### GIVEN DATA
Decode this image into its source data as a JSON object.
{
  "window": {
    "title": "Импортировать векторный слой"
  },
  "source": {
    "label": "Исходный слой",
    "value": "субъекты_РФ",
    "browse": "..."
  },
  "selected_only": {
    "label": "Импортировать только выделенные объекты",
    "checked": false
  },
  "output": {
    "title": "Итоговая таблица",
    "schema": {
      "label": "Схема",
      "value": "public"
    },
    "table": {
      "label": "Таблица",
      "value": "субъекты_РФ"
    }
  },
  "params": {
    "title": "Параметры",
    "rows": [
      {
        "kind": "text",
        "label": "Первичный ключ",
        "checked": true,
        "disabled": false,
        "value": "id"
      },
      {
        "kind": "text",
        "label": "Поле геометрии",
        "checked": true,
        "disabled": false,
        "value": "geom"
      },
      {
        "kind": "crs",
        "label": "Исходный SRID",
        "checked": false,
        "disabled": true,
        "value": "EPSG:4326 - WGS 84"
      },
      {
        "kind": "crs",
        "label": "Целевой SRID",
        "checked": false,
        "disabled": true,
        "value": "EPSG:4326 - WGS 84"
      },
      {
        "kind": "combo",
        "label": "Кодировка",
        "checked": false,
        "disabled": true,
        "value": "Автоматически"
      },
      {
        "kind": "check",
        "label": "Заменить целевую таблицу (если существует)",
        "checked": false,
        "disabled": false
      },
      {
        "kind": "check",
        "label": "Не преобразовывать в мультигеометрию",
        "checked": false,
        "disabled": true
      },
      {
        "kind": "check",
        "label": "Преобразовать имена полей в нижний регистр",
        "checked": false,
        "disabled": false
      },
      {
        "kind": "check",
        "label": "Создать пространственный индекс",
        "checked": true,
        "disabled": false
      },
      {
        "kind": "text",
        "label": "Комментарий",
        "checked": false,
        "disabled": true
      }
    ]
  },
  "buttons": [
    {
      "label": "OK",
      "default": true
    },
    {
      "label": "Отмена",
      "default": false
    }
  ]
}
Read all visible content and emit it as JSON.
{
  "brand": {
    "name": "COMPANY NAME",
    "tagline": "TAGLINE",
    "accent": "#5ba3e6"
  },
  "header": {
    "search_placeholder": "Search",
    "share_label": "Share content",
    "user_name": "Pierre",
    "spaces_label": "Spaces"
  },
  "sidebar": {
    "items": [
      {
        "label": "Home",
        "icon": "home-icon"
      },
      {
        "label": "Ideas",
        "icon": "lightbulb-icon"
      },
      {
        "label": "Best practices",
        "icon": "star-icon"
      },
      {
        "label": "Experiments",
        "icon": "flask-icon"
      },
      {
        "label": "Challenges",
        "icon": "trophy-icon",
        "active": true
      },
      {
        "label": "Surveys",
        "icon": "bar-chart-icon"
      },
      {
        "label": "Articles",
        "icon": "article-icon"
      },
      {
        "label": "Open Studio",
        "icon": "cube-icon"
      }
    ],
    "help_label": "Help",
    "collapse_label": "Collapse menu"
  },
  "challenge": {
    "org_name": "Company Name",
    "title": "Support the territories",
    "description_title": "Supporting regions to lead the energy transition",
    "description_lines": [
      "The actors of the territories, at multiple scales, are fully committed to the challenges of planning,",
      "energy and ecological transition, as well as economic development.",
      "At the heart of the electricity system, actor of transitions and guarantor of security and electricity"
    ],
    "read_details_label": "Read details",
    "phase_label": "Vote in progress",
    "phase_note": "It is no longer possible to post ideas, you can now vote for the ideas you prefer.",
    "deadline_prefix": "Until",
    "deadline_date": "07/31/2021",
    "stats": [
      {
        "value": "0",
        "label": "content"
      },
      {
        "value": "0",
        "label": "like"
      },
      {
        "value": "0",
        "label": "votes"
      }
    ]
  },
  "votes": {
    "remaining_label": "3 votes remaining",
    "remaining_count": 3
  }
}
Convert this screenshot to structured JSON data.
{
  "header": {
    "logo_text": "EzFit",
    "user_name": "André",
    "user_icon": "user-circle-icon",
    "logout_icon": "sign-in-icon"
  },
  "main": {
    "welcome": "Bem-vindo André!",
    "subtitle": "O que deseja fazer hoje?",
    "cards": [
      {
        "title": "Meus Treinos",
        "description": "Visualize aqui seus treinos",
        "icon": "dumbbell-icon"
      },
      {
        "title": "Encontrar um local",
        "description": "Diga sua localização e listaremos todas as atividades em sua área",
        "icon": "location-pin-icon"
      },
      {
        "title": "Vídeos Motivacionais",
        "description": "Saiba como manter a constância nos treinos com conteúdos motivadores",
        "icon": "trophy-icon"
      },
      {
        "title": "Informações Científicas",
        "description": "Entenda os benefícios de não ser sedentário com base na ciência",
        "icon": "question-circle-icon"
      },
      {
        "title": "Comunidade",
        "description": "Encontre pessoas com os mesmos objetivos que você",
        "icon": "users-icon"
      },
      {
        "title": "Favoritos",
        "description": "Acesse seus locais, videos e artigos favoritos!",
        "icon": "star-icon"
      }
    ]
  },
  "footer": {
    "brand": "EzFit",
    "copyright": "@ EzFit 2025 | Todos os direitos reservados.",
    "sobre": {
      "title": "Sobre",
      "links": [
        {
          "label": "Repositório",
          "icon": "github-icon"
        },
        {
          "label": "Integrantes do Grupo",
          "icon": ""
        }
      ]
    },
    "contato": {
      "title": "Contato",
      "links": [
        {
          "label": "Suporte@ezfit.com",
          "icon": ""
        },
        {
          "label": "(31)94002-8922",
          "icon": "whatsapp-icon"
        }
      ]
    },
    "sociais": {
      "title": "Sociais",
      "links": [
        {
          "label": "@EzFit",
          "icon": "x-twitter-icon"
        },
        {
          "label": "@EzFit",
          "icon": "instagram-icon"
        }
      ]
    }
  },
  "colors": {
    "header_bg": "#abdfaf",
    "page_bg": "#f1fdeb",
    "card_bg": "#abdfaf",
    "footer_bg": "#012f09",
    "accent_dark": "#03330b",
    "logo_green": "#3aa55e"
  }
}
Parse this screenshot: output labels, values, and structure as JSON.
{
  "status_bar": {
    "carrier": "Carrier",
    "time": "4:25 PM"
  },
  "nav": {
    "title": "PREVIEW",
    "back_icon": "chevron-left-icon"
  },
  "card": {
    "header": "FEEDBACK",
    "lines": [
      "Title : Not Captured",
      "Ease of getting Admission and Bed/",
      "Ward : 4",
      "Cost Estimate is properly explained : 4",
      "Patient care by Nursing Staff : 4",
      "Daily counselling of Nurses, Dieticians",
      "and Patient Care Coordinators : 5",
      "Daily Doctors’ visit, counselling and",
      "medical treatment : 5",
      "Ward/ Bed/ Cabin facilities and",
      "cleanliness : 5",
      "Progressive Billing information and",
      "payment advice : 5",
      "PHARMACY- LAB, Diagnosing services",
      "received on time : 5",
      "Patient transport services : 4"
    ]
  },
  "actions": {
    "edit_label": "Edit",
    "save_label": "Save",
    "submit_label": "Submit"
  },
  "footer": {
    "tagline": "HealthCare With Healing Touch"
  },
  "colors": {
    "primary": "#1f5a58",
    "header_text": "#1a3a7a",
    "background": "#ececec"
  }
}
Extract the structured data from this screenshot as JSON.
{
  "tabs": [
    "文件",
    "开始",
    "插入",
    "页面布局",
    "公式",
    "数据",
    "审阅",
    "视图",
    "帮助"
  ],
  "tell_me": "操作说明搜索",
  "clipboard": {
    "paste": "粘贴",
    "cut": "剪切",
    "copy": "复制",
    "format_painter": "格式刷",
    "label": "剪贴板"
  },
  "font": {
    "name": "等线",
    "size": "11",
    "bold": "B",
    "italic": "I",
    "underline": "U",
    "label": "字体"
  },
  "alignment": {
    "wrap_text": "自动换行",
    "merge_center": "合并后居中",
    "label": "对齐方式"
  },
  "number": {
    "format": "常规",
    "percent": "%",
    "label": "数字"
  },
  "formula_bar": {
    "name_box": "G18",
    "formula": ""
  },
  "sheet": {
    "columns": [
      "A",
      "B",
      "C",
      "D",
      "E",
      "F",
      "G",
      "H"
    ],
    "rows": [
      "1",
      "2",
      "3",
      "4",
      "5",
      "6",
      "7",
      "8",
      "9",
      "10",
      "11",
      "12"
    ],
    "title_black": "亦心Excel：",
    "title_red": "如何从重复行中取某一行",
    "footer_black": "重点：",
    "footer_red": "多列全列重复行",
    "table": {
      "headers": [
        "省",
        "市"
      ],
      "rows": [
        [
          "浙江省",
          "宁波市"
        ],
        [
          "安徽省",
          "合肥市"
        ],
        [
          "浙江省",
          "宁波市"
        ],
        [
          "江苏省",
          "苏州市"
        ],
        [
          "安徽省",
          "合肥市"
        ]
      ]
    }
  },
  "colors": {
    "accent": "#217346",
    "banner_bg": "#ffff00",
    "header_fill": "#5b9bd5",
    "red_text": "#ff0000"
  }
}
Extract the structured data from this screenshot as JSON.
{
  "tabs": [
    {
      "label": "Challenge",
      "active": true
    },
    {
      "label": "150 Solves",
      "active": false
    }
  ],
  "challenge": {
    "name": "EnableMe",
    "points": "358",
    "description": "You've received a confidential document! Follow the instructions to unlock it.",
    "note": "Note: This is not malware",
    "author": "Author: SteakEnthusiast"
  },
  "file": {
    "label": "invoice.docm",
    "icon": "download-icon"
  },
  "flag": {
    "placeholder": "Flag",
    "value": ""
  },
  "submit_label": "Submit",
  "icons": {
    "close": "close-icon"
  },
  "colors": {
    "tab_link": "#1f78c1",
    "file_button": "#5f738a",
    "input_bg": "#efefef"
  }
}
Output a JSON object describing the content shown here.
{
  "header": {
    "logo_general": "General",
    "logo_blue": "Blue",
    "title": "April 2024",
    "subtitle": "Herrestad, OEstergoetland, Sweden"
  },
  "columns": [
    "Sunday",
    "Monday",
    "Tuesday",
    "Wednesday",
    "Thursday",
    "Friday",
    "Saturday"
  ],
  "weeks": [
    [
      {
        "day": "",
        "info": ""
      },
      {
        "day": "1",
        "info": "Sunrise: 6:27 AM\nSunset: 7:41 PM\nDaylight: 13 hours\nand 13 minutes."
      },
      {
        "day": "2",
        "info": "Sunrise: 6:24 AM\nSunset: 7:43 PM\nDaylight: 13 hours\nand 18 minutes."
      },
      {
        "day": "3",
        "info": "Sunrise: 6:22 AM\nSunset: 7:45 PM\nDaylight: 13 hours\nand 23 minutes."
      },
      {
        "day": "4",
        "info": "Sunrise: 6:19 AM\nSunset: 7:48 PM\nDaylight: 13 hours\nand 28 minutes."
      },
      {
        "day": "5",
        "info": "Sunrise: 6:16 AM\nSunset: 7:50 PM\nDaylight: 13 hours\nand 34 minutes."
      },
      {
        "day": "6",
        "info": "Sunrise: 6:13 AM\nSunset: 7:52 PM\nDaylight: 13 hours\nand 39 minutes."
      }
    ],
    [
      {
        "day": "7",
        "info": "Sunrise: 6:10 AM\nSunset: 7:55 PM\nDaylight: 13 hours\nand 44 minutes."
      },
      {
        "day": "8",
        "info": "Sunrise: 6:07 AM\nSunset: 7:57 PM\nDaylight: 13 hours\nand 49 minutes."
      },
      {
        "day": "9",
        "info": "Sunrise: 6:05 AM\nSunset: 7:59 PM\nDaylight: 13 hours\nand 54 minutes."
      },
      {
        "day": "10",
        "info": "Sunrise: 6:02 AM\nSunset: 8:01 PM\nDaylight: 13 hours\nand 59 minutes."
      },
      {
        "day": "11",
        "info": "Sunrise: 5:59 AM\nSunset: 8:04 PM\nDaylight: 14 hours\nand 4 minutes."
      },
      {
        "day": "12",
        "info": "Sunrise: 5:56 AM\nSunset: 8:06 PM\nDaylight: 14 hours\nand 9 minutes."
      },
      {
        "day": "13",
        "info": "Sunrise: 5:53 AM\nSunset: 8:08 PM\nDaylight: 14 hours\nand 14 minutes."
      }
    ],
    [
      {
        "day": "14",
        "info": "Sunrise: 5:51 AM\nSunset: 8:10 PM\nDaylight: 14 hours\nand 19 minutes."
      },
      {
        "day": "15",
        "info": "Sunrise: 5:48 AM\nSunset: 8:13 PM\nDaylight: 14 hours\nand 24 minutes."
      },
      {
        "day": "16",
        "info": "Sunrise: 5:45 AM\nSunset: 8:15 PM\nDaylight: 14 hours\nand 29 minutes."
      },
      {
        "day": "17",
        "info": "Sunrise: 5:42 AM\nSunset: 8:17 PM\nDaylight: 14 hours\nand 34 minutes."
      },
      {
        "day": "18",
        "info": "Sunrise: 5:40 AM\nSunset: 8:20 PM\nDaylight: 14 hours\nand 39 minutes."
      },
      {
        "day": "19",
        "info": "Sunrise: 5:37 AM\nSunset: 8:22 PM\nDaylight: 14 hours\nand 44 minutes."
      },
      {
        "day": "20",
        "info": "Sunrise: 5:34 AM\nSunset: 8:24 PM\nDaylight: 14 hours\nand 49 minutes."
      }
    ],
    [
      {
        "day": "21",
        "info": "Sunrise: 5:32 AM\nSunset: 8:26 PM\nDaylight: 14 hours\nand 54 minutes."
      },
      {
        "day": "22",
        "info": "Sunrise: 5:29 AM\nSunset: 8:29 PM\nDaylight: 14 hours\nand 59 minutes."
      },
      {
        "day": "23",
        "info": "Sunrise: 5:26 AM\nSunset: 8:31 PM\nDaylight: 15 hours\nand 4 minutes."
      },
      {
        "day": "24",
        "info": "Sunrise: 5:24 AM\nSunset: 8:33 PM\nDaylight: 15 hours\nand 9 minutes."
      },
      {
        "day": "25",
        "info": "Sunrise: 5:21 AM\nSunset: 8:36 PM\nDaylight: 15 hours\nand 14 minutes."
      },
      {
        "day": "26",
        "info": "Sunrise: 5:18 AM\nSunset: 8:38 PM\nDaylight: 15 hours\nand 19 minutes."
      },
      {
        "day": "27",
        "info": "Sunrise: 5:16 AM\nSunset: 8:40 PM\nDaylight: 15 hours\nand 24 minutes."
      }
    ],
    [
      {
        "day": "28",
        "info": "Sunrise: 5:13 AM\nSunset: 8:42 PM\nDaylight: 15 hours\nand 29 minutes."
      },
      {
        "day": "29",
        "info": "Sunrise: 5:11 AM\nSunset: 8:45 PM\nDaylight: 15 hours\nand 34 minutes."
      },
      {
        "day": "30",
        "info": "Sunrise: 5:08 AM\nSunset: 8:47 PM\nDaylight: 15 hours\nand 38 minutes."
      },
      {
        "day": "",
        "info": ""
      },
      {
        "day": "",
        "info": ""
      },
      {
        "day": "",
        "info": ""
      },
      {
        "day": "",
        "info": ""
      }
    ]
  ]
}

### WHAT IS ASKED
Identify every line above that includes the word "Daily", and show those lines.

### RESULT OF THE TASK
      "Daily counselling of Nurses, Dieticians",
      "Daily Doctors’ visit, counselling and",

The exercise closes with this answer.